To do:
Your task is to repeat the listing exactly.

Available data:
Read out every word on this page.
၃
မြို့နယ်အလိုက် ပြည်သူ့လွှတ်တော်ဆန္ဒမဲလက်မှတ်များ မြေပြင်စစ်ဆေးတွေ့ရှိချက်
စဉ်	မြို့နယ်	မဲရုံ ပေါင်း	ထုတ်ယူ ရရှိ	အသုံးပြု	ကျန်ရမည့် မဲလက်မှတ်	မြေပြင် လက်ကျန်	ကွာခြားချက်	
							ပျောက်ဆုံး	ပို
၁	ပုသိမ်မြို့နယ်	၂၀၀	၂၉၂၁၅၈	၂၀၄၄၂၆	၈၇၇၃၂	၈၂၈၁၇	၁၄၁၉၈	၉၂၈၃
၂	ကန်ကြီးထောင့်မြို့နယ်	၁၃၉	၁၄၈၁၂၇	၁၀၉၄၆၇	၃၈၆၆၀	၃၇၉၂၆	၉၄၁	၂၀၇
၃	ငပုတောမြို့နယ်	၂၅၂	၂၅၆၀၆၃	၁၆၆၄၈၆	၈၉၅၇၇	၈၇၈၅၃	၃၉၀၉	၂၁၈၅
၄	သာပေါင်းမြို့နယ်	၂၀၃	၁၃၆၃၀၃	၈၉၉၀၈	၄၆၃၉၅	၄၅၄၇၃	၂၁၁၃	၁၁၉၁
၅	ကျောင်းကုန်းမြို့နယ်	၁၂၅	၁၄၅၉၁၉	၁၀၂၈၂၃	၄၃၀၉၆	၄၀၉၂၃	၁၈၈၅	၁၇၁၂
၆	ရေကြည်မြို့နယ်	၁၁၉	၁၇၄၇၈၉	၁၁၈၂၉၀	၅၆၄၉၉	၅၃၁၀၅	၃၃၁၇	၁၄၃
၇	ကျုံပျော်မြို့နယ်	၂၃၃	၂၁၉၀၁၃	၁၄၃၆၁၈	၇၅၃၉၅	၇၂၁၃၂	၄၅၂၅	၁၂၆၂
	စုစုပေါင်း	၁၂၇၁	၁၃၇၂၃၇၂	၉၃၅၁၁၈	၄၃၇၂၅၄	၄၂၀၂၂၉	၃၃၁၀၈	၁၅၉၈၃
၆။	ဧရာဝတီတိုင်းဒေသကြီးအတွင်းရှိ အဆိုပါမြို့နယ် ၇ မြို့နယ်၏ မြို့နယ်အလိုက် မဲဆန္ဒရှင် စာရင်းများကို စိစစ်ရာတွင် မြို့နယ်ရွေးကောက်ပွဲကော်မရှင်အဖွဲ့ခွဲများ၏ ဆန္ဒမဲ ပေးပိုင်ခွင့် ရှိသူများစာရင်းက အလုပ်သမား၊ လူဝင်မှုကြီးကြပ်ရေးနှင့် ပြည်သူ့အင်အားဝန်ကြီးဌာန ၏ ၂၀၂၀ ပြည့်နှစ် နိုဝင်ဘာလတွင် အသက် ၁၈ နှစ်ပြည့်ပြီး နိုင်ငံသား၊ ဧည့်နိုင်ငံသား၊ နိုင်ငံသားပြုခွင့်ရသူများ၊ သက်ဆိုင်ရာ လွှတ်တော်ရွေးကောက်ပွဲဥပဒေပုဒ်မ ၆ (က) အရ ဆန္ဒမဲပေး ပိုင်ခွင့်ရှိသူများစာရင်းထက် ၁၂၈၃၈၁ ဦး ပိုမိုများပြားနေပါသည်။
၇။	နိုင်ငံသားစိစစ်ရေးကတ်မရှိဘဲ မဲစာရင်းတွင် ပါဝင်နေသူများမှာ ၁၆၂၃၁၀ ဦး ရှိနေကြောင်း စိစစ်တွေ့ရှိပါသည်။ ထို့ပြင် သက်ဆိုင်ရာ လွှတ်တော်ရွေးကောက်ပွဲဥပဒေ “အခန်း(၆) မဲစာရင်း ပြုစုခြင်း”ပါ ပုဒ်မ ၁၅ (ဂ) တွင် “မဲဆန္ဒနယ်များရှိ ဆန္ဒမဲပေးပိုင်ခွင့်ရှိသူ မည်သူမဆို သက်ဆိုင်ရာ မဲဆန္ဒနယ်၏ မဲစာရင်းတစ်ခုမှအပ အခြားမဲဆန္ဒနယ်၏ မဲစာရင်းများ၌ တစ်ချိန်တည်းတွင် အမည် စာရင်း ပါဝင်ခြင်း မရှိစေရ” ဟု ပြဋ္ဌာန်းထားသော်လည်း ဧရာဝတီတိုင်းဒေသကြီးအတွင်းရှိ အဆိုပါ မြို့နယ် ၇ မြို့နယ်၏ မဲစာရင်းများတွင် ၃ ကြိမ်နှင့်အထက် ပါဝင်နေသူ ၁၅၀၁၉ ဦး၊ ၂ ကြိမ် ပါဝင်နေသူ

Answer to this task:
Read out every word on this page.
၃
မြို့နယ်အလိုက် ပြည်သူ့လွှတ်တော်ဆန္ဒမဲလက်မှတ်များ မြေပြင်စစ်ဆေးတွေ့ရှိချက်
စဉ်	မြို့နယ်	မဲရုံ ပေါင်း	ထုတ်ယူ ရရှိ	အသုံးပြု	ကျန်ရမည့် မဲလက်မှတ်	မြေပြင် လက်ကျန်	ကွာခြားချက်	
							ပျောက်ဆုံး	ပို
၁	ပုသိမ်မြို့နယ်	၂၀၀	၂၉၂၁၅၈	၂၀၄၄၂၆	၈၇၇၃၂	၈၂၈၁၇	၁၄၁၉၈	၉၂၈၃
၂	ကန်ကြီးထောင့်မြို့နယ်	၁၃၉	၁၄၈၁၂၇	၁၀၉၄၆၇	၃၈၆၆၀	၃၇၉၂၆	၉၄၁	၂၀၇
၃	ငပုတောမြို့နယ်	၂၅၂	၂၅၆၀၆၃	၁၆၆၄၈၆	၈၉၅၇၇	၈၇၈၅၃	၃၉၀၉	၂၁၈၅
၄	သာပေါင်းမြို့နယ်	၂၀၃	၁၃၆၃၀၃	၈၉၉၀၈	၄၆၃၉၅	၄၅၄၇၃	၂၁၁၃	၁၁၉၁
၅	ကျောင်းကုန်းမြို့နယ်	၁၂၅	၁၄၅၉၁၉	၁၀၂၈၂၃	၄၃၀၉၆	၄၀၉၂၃	၁၈၈၅	၁၇၁၂
၆	ရေကြည်မြို့နယ်	၁၁၉	၁၇၄၇၈၉	၁၁၈၂၉၀	၅၆၄၉၉	၅၃၁၀၅	၃၃၁၇	၁၄၃
၇	ကျုံပျော်မြို့နယ်	၂၃၃	၂၁၉၀၁၃	၁၄၃၆၁၈	၇၅၃၉၅	၇၂၁၃၂	၄၅၂၅	၁၂၆၂
	စုစုပေါင်း	၁၂၇၁	၁၃၇၂၃၇၂	၉၃၅၁၁၈	၄၃၇၂၅၄	၄၂၀၂၂၉	၃၃၁၀၈	၁၅၉၈၃
၆။	ဧရာဝတီတိုင်းဒေသကြီးအတွင်းရှိ အဆိုပါမြို့နယ် ၇ မြို့နယ်၏ မြို့နယ်အလိုက် မဲဆန္ဒရှင် စာရင်းများကို စိစစ်ရာတွင် မြို့နယ်ရွေးကောက်ပွဲကော်မရှင်အဖွဲ့ခွဲများ၏ ဆန္ဒမဲ ပေးပိုင်ခွင့် ရှိသူများစာရင်းက အလုပ်သမား၊ လူဝင်မှုကြီးကြပ်ရေးနှင့် ပြည်သူ့အင်အားဝန်ကြီးဌာန ၏ ၂၀၂၀ ပြည့်နှစ် နိုဝင်ဘာလတွင် အသက် ၁၈ နှစ်ပြည့်ပြီး နိုင်ငံသား၊ ဧည့်နိုင်ငံသား၊ နိုင်ငံသားပြုခွင့်ရသူများ၊ သက်ဆိုင်ရာ လွှတ်တော်ရွေးကောက်ပွဲဥပဒေပုဒ်မ ၆ (က) အရ ဆန္ဒမဲပေး ပိုင်ခွင့်ရှိသူများစာရင်းထက် ၁၂၈၃၈၁ ဦး ပိုမိုများပြားနေပါသည်။
၇။	နိုင်ငံသားစိစစ်ရေးကတ်မရှိဘဲ မဲစာရင်းတွင် ပါဝင်နေသူများမှာ ၁၆၂၃၁၀ ဦး ရှိနေကြောင်း စိစစ်တွေ့ရှိပါသည်။ ထို့ပြင် သက်ဆိုင်ရာ လွှတ်တော်ရွေးကောက်ပွဲဥပဒေ “အခန်း(၆) မဲစာရင်း ပြုစုခြင်း”ပါ ပုဒ်မ ၁၅ (ဂ) တွင် “မဲဆန္ဒနယ်များရှိ ဆန္ဒမဲပေးပိုင်ခွင့်ရှိသူ မည်သူမဆို သက်ဆိုင်ရာ မဲဆန္ဒနယ်၏ မဲစာရင်းတစ်ခုမှအပ အခြားမဲဆန္ဒနယ်၏ မဲစာရင်းများ၌ တစ်ချိန်တည်းတွင် အမည် စာရင်း ပါဝင်ခြင်း မရှိစေရ” ဟု ပြဋ္ဌာန်းထားသော်လည်း ဧရာဝတီတိုင်းဒေသကြီးအတွင်းရှိ အဆိုပါ မြို့နယ် ၇ မြို့နယ်၏ မဲစာရင်းများတွင် ၃ ကြိမ်နှင့်အထက် ပါဝင်နေသူ ၁၅၀၁၉ ဦး၊ ၂ ကြိမ် ပါဝင်နေသူ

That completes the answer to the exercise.